— Start Provided data —
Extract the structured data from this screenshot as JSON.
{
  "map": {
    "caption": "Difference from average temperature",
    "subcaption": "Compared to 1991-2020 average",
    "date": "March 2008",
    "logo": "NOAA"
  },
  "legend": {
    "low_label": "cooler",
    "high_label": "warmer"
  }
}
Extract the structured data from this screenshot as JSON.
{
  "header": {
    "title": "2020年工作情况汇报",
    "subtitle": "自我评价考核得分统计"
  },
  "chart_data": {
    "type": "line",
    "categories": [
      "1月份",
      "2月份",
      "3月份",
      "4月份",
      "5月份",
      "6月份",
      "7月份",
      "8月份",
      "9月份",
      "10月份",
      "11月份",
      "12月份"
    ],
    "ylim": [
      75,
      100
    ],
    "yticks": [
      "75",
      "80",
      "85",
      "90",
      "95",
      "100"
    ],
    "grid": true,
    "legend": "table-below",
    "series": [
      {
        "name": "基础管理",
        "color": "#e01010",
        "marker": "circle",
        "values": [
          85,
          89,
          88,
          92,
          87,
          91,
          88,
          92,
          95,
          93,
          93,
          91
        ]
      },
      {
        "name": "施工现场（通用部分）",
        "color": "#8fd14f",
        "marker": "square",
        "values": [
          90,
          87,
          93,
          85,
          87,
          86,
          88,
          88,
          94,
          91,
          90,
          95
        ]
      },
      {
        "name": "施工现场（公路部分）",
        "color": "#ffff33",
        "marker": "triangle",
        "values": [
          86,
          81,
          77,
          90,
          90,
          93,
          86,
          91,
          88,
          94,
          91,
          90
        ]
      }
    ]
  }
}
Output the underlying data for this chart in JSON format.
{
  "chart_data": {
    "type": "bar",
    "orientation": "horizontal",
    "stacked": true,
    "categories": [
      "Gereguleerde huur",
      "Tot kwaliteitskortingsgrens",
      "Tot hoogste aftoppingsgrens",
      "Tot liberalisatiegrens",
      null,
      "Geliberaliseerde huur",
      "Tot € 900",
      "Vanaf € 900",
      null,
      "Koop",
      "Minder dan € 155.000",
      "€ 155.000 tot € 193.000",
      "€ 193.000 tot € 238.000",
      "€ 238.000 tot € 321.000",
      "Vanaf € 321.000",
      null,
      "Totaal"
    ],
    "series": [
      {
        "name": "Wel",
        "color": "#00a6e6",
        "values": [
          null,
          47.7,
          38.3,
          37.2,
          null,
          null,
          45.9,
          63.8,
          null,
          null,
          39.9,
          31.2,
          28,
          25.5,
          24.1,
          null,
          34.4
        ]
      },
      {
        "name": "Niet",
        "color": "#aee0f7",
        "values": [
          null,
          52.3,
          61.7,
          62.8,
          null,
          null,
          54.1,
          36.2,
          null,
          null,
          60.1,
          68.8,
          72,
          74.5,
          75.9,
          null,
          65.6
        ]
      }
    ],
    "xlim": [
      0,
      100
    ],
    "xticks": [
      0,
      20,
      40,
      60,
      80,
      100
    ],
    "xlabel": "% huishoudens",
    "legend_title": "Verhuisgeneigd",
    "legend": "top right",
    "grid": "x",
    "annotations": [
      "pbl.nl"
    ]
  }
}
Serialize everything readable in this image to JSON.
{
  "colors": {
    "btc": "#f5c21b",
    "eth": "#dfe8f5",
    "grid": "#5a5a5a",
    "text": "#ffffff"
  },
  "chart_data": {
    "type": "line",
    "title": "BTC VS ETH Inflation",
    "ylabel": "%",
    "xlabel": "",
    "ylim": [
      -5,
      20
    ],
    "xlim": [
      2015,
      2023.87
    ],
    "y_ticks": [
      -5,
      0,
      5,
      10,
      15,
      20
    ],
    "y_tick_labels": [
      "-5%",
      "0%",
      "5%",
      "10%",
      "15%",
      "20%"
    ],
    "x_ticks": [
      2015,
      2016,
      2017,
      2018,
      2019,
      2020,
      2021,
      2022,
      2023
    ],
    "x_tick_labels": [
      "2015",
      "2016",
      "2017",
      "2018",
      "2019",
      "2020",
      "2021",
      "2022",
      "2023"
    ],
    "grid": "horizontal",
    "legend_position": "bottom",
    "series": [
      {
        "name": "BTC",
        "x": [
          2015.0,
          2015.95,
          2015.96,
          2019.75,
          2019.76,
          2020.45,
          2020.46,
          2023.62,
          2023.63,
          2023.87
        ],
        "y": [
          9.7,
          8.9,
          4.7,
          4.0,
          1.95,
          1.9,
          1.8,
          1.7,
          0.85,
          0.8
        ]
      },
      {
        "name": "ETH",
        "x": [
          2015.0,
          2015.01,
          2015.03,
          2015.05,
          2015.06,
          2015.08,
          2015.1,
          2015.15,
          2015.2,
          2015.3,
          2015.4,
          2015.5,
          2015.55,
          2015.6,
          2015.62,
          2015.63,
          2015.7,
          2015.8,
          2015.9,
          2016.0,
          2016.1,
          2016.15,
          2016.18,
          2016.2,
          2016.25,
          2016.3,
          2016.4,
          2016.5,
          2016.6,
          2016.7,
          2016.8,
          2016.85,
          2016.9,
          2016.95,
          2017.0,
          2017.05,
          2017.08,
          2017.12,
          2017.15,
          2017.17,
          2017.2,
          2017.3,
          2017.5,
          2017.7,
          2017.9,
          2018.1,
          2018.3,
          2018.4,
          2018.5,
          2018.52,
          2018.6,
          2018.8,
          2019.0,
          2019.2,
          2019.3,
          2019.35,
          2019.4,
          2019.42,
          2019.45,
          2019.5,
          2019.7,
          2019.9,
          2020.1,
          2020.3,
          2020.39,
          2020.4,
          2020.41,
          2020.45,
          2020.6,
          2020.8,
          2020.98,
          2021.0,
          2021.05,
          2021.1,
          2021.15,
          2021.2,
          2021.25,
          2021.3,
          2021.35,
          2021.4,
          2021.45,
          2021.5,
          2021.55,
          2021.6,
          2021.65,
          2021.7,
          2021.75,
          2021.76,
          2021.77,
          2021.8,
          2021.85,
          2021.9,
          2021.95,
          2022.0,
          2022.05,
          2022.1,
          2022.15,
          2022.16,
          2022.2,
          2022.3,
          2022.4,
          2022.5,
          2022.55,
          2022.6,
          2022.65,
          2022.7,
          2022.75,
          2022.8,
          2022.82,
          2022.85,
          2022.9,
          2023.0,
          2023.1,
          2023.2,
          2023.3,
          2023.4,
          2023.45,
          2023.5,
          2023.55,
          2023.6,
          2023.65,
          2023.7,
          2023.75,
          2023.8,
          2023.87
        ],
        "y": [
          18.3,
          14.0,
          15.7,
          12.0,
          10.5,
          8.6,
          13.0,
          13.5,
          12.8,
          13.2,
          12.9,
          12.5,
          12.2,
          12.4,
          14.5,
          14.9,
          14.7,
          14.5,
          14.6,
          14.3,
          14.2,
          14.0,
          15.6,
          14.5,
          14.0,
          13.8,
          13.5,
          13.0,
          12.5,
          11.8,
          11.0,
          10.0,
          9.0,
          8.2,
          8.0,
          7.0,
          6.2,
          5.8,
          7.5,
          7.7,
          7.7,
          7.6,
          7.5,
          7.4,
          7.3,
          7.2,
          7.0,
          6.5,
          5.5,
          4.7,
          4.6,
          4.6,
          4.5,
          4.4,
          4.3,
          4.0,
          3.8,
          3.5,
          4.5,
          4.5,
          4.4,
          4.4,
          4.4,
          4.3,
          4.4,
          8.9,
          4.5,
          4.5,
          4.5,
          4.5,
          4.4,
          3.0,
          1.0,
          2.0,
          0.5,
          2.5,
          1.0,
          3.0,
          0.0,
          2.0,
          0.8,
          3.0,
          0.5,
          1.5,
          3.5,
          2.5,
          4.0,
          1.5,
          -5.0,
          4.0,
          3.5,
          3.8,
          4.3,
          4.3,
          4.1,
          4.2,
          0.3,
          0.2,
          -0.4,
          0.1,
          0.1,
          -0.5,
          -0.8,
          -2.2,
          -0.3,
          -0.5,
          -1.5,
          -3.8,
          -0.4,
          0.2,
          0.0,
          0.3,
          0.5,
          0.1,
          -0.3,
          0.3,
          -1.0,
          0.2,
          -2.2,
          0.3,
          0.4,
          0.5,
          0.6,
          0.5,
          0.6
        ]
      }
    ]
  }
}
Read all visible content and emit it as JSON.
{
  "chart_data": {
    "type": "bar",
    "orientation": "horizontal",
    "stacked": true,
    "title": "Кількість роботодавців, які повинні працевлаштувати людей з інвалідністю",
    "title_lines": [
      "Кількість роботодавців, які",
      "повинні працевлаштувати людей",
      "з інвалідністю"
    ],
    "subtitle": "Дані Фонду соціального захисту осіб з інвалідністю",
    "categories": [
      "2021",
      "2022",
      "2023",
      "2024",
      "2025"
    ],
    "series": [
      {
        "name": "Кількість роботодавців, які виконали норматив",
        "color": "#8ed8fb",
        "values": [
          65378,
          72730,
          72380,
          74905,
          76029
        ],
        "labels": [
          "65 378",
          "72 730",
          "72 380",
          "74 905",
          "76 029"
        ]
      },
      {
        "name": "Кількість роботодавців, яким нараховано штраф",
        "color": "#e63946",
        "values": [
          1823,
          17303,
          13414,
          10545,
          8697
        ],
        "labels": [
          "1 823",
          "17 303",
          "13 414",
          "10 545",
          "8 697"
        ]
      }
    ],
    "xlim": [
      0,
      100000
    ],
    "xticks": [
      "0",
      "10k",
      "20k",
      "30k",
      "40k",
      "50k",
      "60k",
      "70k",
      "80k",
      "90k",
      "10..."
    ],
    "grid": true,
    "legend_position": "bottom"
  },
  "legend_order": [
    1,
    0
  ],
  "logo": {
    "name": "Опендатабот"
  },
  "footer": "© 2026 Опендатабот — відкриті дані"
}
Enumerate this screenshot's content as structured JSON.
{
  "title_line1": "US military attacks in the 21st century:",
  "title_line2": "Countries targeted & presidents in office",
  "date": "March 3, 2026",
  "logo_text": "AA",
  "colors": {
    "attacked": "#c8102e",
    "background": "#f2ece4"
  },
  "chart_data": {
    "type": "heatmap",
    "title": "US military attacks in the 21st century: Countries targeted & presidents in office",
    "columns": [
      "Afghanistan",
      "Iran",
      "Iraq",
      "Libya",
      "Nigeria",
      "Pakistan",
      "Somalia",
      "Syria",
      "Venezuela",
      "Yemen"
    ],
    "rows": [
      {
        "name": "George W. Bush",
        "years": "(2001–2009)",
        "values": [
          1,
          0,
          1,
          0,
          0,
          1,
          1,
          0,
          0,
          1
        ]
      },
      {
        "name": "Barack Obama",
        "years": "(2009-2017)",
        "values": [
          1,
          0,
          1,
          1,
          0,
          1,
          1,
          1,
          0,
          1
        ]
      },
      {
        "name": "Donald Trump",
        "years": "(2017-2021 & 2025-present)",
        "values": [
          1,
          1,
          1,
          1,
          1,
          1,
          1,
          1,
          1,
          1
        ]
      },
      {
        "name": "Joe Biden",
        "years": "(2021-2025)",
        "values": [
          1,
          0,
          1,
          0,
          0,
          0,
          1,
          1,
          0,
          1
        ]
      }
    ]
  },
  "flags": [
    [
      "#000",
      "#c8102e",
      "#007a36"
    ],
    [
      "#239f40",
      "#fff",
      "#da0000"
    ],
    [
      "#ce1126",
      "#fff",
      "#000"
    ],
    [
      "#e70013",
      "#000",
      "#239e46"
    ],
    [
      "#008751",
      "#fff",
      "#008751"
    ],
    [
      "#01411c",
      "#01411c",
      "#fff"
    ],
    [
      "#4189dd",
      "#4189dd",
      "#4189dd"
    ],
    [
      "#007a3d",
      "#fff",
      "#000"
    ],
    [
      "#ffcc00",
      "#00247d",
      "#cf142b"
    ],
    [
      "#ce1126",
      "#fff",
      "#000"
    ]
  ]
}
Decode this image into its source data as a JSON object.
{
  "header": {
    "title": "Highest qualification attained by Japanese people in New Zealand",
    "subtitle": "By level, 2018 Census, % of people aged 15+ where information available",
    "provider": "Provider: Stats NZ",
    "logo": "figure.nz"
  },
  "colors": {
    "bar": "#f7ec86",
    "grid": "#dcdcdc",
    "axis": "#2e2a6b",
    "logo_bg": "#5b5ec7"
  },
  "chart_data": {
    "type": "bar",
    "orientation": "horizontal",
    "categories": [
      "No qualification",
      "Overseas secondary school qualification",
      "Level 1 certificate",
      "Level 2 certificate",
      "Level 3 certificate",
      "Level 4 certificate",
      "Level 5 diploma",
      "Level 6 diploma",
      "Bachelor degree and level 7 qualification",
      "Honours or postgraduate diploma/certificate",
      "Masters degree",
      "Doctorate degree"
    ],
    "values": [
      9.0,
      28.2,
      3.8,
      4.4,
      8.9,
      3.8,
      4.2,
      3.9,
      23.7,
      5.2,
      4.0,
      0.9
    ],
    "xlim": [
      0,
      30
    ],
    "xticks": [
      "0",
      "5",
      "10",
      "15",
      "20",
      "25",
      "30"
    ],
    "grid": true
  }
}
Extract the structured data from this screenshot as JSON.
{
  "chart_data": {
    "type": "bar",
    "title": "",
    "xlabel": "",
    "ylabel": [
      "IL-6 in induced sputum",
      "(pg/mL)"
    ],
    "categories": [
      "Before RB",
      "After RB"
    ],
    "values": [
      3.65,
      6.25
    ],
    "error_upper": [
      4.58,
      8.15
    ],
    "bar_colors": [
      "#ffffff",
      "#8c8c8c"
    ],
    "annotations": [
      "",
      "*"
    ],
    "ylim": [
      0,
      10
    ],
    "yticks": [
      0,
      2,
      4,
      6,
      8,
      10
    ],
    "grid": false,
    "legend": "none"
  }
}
— End Provided data —
Problem details: Please quote nothing but the lines from the line with "Decode this image" through the end of the data above, exactly as written, ends included.

Exercise response:
Decode this image into its source data as a JSON object.
{
  "header": {
    "title": "Highest qualification attained by Japanese people in New Zealand",
    "subtitle": "By level, 2018 Census, % of people aged 15+ where information available",
    "provider": "Provider: Stats NZ",
    "logo": "figure.nz"
  },
  "colors": {
    "bar": "#f7ec86",
    "grid": "#dcdcdc",
    "axis": "#2e2a6b",
    "logo_bg": "#5b5ec7"
  },
  "chart_data": {
    "type": "bar",
    "orientation": "horizontal",
    "categories": [
      "No qualification",
      "Overseas secondary school qualification",
      "Level 1 certificate",
      "Level 2 certificate",
      "Level 3 certificate",
      "Level 4 certificate",
      "Level 5 diploma",
      "Level 6 diploma",
      "Bachelor degree and level 7 qualification",
      "Honours or postgraduate diploma/certificate",
      "Masters degree",
      "Doctorate degree"
    ],
    "values": [
      9.0,
      28.2,
      3.8,
      4.4,
      8.9,
      3.8,
      4.2,
      3.9,
      23.7,
      5.2,
      4.0,
      0.9
    ],
    "xlim": [
      0,
      30
    ],
    "xticks": [
      "0",
      "5",
      "10",
      "15",
      "20",
      "25",
      "30"
    ],
    "grid": true
  }
}
Extract the structured data from this screenshot as JSON.
{
  "chart_data": {
    "type": "bar",
    "title": "",
    "xlabel": "",
    "ylabel": [
      "IL-6 in induced sputum",
      "(pg/mL)"
    ],
    "categories": [
      "Before RB",
      "After RB"
    ],
    "values": [
      3.65,
      6.25
    ],
    "error_upper": [
      4.58,
      8.15
    ],
    "bar_colors": [
      "#ffffff",
      "#8c8c8c"
    ],
    "annotations": [
      "",
      "*"
    ],
    "ylim": [
      0,
      10
    ],
    "yticks": [
      0,
      2,
      4,
      6,
      8,
      10
    ],
    "grid": false,
    "legend": "none"
  }
}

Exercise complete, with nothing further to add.